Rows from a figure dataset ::
....

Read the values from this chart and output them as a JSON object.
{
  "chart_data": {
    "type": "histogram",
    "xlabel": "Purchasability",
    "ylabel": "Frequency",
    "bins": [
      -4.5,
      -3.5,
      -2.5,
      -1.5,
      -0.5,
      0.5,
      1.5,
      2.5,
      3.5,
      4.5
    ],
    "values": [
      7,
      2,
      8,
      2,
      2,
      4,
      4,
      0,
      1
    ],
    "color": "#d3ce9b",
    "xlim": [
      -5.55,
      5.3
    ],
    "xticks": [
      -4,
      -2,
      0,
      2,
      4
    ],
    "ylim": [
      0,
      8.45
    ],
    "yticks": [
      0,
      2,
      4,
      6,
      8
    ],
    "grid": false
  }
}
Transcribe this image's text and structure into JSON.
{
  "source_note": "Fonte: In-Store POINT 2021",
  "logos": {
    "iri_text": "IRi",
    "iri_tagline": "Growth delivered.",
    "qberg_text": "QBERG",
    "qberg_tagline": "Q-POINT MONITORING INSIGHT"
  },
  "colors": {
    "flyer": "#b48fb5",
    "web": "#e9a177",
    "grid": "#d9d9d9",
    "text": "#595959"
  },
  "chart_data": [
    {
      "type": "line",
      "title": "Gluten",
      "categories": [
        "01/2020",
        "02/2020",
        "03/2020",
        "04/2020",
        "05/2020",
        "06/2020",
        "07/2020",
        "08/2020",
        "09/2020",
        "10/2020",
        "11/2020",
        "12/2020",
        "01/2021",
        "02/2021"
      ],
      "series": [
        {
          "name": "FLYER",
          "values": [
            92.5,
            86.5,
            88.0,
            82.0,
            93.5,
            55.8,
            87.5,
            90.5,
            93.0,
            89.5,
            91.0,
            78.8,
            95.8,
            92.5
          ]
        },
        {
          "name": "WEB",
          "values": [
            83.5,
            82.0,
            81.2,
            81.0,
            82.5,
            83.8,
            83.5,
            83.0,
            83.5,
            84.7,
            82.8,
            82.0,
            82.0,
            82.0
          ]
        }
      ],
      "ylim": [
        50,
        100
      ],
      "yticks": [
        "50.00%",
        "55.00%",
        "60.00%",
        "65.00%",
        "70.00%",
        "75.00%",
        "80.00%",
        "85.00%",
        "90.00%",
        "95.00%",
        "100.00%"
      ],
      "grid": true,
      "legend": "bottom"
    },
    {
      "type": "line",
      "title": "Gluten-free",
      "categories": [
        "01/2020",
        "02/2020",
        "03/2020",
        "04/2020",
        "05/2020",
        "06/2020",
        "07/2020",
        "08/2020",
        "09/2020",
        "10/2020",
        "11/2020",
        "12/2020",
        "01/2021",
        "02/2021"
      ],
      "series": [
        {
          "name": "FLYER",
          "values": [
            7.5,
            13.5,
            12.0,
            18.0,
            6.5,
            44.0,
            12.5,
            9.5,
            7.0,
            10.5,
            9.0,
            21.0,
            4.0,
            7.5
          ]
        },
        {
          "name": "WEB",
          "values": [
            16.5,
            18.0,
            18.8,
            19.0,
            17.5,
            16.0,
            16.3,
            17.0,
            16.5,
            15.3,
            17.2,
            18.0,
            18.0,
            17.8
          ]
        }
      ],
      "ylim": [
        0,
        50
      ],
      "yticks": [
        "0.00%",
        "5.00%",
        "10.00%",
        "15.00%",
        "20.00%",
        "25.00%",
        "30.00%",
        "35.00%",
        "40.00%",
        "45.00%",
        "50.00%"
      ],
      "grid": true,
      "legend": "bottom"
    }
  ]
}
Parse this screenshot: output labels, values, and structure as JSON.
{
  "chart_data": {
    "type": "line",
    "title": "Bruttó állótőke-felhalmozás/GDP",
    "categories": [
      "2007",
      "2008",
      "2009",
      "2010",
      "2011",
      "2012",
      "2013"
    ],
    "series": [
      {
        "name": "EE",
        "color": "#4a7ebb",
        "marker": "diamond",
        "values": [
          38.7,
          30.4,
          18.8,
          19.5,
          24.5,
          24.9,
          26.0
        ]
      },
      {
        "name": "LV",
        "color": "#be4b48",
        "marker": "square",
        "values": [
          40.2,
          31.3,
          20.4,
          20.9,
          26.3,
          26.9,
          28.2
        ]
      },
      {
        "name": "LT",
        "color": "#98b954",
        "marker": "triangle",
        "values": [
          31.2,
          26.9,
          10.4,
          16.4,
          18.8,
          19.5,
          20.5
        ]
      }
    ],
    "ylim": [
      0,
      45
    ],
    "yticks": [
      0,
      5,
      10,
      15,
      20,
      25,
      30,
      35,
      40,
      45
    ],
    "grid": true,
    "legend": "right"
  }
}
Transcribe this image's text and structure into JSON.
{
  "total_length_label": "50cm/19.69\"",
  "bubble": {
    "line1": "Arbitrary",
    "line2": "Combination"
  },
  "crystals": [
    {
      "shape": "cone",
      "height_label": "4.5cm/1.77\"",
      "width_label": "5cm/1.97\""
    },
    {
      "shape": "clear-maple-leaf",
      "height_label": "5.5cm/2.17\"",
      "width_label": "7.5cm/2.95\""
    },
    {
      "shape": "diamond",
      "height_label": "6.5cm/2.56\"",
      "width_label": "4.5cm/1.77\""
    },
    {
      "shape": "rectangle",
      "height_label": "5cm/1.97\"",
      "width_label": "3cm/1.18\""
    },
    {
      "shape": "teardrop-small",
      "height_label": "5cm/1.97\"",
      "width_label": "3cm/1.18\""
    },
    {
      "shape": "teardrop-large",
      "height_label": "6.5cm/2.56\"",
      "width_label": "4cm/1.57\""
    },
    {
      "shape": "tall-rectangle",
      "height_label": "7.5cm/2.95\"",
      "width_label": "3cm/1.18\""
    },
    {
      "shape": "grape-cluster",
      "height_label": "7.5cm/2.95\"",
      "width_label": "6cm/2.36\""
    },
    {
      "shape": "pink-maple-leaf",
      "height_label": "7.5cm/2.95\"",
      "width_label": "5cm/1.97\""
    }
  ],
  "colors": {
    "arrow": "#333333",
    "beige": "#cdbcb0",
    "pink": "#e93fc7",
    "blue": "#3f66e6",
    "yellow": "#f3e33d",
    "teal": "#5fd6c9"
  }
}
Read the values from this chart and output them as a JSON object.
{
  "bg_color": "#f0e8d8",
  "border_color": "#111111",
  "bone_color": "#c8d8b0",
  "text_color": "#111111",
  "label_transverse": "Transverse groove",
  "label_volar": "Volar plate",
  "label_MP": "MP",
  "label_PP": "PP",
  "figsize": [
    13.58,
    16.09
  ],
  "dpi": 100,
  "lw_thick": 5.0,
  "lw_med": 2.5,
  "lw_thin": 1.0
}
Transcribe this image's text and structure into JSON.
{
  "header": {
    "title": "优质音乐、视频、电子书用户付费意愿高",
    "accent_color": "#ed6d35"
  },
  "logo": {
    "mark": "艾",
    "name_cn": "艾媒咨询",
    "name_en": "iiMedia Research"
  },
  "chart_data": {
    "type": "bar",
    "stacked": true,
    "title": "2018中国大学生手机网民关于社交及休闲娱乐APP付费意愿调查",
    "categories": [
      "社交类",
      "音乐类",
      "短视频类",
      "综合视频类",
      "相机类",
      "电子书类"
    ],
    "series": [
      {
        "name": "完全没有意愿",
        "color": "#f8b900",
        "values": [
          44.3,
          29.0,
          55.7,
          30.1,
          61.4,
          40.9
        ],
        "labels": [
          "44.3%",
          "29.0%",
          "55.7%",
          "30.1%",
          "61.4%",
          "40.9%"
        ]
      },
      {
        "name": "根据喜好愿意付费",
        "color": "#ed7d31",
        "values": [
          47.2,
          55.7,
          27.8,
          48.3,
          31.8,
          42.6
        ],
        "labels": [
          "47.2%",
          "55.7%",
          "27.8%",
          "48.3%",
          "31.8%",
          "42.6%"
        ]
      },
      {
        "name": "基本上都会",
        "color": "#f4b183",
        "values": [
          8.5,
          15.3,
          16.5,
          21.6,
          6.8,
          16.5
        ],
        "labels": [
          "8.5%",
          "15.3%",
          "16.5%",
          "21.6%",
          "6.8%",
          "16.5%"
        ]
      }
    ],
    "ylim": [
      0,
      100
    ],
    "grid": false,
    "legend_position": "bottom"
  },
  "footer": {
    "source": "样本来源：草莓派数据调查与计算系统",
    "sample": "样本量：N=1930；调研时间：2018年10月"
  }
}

....

Where does the word "marker" appear in the listing? List each line that holds it.

Right answer ::
        "marker": "diamond",
        "marker": "square",
        "marker": "triangle",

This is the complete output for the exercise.